--- START EXERCISE MATERIAL ---
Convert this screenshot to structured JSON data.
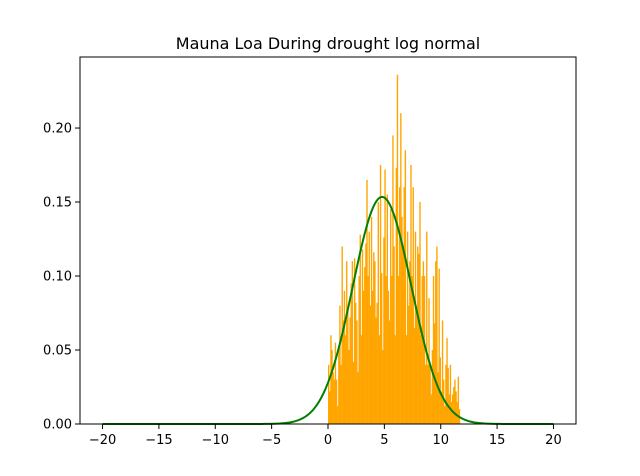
{
  "chart_data": {
    "type": "bar",
    "title": "Mauna Loa During drought log normal",
    "xlabel": "",
    "ylabel": "",
    "xlim": [
      -22.0,
      22.0
    ],
    "ylim": [
      0.0,
      0.248
    ],
    "x_ticks": [
      -20,
      -15,
      -10,
      -5,
      0,
      5,
      10,
      15,
      20
    ],
    "x_tick_labels": [
      "−20",
      "−15",
      "−10",
      "−5",
      "0",
      "5",
      "10",
      "15",
      "20"
    ],
    "y_ticks": [
      0.0,
      0.05,
      0.1,
      0.15,
      0.2
    ],
    "y_tick_labels": [
      "0.00",
      "0.05",
      "0.10",
      "0.15",
      "0.20"
    ],
    "grid": false,
    "legend": "none",
    "series": [
      {
        "kind": "histogram",
        "color": "#ffa500",
        "bin_width": 0.1,
        "bins_x": [
          0.0,
          0.1,
          0.2,
          0.3,
          0.4,
          0.5,
          0.6,
          0.7,
          0.8,
          0.9,
          1.0,
          1.1,
          1.2,
          1.3,
          1.4,
          1.5,
          1.6,
          1.7,
          1.8,
          1.9,
          2.0,
          2.1,
          2.2,
          2.3,
          2.4,
          2.5,
          2.6,
          2.7,
          2.8,
          2.9,
          3.0,
          3.1,
          3.2,
          3.3,
          3.4,
          3.5,
          3.6,
          3.7,
          3.8,
          3.9,
          4.0,
          4.1,
          4.2,
          4.3,
          4.4,
          4.5,
          4.6,
          4.7,
          4.8,
          4.9,
          5.0,
          5.1,
          5.2,
          5.3,
          5.4,
          5.5,
          5.6,
          5.7,
          5.8,
          5.9,
          6.0,
          6.1,
          6.2,
          6.3,
          6.4,
          6.5,
          6.6,
          6.7,
          6.8,
          6.9,
          7.0,
          7.1,
          7.2,
          7.3,
          7.4,
          7.5,
          7.6,
          7.7,
          7.8,
          7.9,
          8.0,
          8.1,
          8.2,
          8.3,
          8.4,
          8.5,
          8.6,
          8.7,
          8.8,
          8.9,
          9.0,
          9.1,
          9.2,
          9.3,
          9.4,
          9.5,
          9.6,
          9.7,
          9.8,
          9.9,
          10.0,
          10.1,
          10.2,
          10.3,
          10.4,
          10.5,
          10.6,
          10.7,
          10.8,
          10.9,
          11.0,
          11.1,
          11.2,
          11.3,
          11.4,
          11.5,
          11.6
        ],
        "values": [
          0.04,
          0.022,
          0.06,
          0.05,
          0.035,
          0.03,
          0.055,
          0.03,
          0.012,
          0.05,
          0.08,
          0.04,
          0.12,
          0.07,
          0.09,
          0.06,
          0.11,
          0.08,
          0.05,
          0.072,
          0.095,
          0.11,
          0.042,
          0.112,
          0.082,
          0.07,
          0.035,
          0.1,
          0.128,
          0.06,
          0.118,
          0.09,
          0.106,
          0.122,
          0.165,
          0.1,
          0.13,
          0.08,
          0.14,
          0.09,
          0.116,
          0.11,
          0.072,
          0.082,
          0.15,
          0.06,
          0.175,
          0.102,
          0.05,
          0.126,
          0.172,
          0.1,
          0.155,
          0.09,
          0.07,
          0.145,
          0.1,
          0.195,
          0.12,
          0.06,
          0.173,
          0.236,
          0.1,
          0.16,
          0.21,
          0.14,
          0.12,
          0.16,
          0.185,
          0.06,
          0.13,
          0.08,
          0.11,
          0.175,
          0.1,
          0.16,
          0.065,
          0.13,
          0.08,
          0.12,
          0.115,
          0.15,
          0.06,
          0.1,
          0.11,
          0.1,
          0.04,
          0.13,
          0.04,
          0.085,
          0.04,
          0.02,
          0.05,
          0.1,
          0.068,
          0.11,
          0.12,
          0.035,
          0.105,
          0.045,
          0.022,
          0.07,
          0.03,
          0.012,
          0.04,
          0.058,
          0.038,
          0.02,
          0.04,
          0.015,
          0.02,
          0.025,
          0.03,
          0.022,
          0.015,
          0.032,
          0.01
        ]
      },
      {
        "kind": "line",
        "color": "#008000",
        "x_range": [
          -20,
          20
        ],
        "curve": "normal_pdf",
        "mean": 4.8,
        "sd": 2.6
      }
    ]
  }
}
--- END EXERCISE MATERIAL ---
Leave out the pictures and copy the rest of the material above exactly.

TASK ANSWER:
Convert this screenshot to structured JSON data.
{
  "chart_data": {
    "type": "bar",
    "title": "Mauna Loa During drought log normal",
    "xlabel": "",
    "ylabel": "",
    "xlim": [
      -22.0,
      22.0
    ],
    "ylim": [
      0.0,
      0.248
    ],
    "x_ticks": [
      -20,
      -15,
      -10,
      -5,
      0,
      5,
      10,
      15,
      20
    ],
    "x_tick_labels": [
      "−20",
      "−15",
      "−10",
      "−5",
      "0",
      "5",
      "10",
      "15",
      "20"
    ],
    "y_ticks": [
      0.0,
      0.05,
      0.1,
      0.15,
      0.2
    ],
    "y_tick_labels": [
      "0.00",
      "0.05",
      "0.10",
      "0.15",
      "0.20"
    ],
    "grid": false,
    "legend": "none",
    "series": [
      {
        "kind": "histogram",
        "color": "#ffa500",
        "bin_width": 0.1,
        "bins_x": [
          0.0,
          0.1,
          0.2,
          0.3,
          0.4,
          0.5,
          0.6,
          0.7,
          0.8,
          0.9,
          1.0,
          1.1,
          1.2,
          1.3,
          1.4,
          1.5,
          1.6,
          1.7,
          1.8,
          1.9,
          2.0,
          2.1,
          2.2,
          2.3,
          2.4,
          2.5,
          2.6,
          2.7,
          2.8,
          2.9,
          3.0,
          3.1,
          3.2,
          3.3,
          3.4,
          3.5,
          3.6,
          3.7,
          3.8,
          3.9,
          4.0,
          4.1,
          4.2,
          4.3,
          4.4,
          4.5,
          4.6,
          4.7,
          4.8,
          4.9,
          5.0,
          5.1,
          5.2,
          5.3,
          5.4,
          5.5,
          5.6,
          5.7,
          5.8,
          5.9,
          6.0,
          6.1,
          6.2,
          6.3,
          6.4,
          6.5,
          6.6,
          6.7,
          6.8,
          6.9,
          7.0,
          7.1,
          7.2,
          7.3,
          7.4,
          7.5,
          7.6,
          7.7,
          7.8,
          7.9,
          8.0,
          8.1,
          8.2,
          8.3,
          8.4,
          8.5,
          8.6,
          8.7,
          8.8,
          8.9,
          9.0,
          9.1,
          9.2,
          9.3,
          9.4,
          9.5,
          9.6,
          9.7,
          9.8,
          9.9,
          10.0,
          10.1,
          10.2,
          10.3,
          10.4,
          10.5,
          10.6,
          10.7,
          10.8,
          10.9,
          11.0,
          11.1,
          11.2,
          11.3,
          11.4,
          11.5,
          11.6
        ],
        "values": [
          0.04,
          0.022,
          0.06,
          0.05,
          0.035,
          0.03,
          0.055,
          0.03,
          0.012,
          0.05,
          0.08,
          0.04,
          0.12,
          0.07,
          0.09,
          0.06,
          0.11,
          0.08,
          0.05,
          0.072,
          0.095,
          0.11,
          0.042,
          0.112,
          0.082,
          0.07,
          0.035,
          0.1,
          0.128,
          0.06,
          0.118,
          0.09,
          0.106,
          0.122,
          0.165,
          0.1,
          0.13,
          0.08,
          0.14,
          0.09,
          0.116,
          0.11,
          0.072,
          0.082,
          0.15,
          0.06,
          0.175,
          0.102,
          0.05,
          0.126,
          0.172,
          0.1,
          0.155,
          0.09,
          0.07,
          0.145,
          0.1,
          0.195,
          0.12,
          0.06,
          0.173,
          0.236,
          0.1,
          0.16,
          0.21,
          0.14,
          0.12,
          0.16,
          0.185,
          0.06,
          0.13,
          0.08,
          0.11,
          0.175,
          0.1,
          0.16,
          0.065,
          0.13,
          0.08,
          0.12,
          0.115,
          0.15,
          0.06,
          0.1,
          0.11,
          0.1,
          0.04,
          0.13,
          0.04,
          0.085,
          0.04,
          0.02,
          0.05,
          0.1,
          0.068,
          0.11,
          0.12,
          0.035,
          0.105,
          0.045,
          0.022,
          0.07,
          0.03,
          0.012,
          0.04,
          0.058,
          0.038,
          0.02,
          0.04,
          0.015,
          0.02,
          0.025,
          0.03,
          0.022,
          0.015,
          0.032,
          0.01
        ]
      },
      {
        "kind": "line",
        "color": "#008000",
        "x_range": [
          -20,
          20
        ],
        "curve": "normal_pdf",
        "mean": 4.8,
        "sd": 2.6
      }
    ]
  }
}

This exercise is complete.